Recorded data:
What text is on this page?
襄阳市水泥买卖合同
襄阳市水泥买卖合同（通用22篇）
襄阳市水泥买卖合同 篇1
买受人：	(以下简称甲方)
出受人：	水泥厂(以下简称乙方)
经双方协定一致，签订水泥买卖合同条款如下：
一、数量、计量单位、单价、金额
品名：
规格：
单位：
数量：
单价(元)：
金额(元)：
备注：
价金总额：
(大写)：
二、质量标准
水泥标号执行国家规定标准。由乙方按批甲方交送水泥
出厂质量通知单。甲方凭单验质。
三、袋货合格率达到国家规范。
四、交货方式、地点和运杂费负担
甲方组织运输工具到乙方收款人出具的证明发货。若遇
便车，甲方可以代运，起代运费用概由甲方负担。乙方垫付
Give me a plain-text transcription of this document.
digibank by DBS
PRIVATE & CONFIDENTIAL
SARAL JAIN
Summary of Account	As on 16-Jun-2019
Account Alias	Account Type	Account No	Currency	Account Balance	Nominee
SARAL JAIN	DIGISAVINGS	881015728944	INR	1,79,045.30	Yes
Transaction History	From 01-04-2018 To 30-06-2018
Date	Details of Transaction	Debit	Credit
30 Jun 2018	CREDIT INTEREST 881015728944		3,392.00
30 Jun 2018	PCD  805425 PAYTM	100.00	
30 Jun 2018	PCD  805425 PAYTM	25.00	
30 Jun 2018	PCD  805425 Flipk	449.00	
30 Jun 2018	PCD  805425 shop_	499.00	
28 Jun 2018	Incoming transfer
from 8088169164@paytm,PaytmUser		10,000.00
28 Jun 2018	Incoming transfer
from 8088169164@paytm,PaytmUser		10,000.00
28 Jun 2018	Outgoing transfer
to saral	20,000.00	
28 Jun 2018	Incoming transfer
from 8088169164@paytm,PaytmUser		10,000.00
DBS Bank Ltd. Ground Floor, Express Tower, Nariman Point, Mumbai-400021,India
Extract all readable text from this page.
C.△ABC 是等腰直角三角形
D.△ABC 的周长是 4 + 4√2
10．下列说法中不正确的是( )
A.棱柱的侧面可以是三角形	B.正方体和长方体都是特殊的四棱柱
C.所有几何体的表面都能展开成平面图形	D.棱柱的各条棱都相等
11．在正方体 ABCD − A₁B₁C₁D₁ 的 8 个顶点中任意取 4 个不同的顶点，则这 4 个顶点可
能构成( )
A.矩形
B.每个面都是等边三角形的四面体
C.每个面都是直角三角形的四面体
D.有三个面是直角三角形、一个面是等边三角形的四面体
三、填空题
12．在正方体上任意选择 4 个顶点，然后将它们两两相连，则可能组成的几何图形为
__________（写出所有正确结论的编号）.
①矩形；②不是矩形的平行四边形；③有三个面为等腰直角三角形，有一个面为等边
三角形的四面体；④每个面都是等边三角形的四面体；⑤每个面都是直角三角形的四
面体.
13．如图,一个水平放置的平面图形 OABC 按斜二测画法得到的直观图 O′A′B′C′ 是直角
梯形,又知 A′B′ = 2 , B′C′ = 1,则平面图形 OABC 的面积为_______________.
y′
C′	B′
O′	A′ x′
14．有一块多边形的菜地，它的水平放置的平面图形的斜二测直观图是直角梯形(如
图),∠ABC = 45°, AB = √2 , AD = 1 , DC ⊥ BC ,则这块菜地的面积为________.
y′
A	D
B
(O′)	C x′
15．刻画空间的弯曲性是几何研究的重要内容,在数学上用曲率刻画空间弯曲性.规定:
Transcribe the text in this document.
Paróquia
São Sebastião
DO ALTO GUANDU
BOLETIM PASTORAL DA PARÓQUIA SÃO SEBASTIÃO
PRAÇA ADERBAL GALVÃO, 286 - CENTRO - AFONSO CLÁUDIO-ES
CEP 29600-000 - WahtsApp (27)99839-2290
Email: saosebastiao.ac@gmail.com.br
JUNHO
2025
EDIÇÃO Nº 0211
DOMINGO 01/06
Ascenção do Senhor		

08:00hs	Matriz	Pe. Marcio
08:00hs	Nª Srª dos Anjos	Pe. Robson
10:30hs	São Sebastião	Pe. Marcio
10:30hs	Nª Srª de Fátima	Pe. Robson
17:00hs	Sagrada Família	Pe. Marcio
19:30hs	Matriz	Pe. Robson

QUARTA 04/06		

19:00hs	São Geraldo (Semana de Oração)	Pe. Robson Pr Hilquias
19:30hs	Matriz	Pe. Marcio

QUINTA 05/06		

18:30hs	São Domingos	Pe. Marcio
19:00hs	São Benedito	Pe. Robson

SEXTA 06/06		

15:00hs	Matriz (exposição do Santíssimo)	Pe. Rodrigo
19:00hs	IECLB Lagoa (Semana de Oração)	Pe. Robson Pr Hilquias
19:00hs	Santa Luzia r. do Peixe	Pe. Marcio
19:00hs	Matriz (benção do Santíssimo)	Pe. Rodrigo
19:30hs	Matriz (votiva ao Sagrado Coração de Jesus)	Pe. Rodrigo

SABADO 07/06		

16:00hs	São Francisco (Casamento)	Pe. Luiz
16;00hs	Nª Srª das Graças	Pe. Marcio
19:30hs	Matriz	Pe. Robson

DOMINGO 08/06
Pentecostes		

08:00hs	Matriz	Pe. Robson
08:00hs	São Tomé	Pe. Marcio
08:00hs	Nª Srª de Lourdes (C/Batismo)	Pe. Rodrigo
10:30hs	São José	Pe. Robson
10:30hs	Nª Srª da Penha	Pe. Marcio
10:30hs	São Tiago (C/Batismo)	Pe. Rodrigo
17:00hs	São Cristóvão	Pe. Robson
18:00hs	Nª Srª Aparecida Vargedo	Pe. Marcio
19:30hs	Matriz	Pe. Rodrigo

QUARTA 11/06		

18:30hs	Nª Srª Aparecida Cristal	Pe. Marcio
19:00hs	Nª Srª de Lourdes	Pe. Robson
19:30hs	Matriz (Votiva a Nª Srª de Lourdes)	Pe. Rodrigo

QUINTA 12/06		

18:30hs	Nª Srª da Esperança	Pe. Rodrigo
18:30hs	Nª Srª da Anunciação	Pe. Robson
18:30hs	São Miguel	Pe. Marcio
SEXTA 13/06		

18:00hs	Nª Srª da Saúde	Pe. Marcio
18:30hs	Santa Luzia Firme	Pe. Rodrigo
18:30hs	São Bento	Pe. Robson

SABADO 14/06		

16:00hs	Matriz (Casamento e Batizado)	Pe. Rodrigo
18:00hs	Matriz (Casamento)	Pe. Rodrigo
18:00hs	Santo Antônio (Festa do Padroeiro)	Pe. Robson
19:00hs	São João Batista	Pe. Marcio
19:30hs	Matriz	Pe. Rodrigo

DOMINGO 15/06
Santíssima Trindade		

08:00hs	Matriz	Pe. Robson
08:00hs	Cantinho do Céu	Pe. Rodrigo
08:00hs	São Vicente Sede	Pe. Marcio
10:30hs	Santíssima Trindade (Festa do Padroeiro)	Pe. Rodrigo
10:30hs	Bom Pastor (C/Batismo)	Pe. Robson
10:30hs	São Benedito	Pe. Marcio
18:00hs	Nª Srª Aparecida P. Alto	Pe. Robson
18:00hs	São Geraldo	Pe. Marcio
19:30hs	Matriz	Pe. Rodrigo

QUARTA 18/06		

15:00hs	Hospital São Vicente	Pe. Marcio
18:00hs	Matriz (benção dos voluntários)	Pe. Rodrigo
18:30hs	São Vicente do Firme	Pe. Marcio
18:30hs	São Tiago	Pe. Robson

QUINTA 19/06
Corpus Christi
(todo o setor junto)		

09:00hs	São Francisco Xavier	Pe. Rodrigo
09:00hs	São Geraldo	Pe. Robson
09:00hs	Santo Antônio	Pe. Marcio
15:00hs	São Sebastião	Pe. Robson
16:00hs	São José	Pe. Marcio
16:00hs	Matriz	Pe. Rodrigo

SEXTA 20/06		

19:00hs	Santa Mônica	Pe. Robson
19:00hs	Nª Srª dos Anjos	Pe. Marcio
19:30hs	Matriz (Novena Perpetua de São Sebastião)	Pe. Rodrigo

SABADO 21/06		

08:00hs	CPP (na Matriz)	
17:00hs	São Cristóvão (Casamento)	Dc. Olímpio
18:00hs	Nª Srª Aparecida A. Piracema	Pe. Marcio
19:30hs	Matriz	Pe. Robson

Your instructions: Provide the number of lines in the data above that contain the string "Antônio", and nothing else.

Task output: 2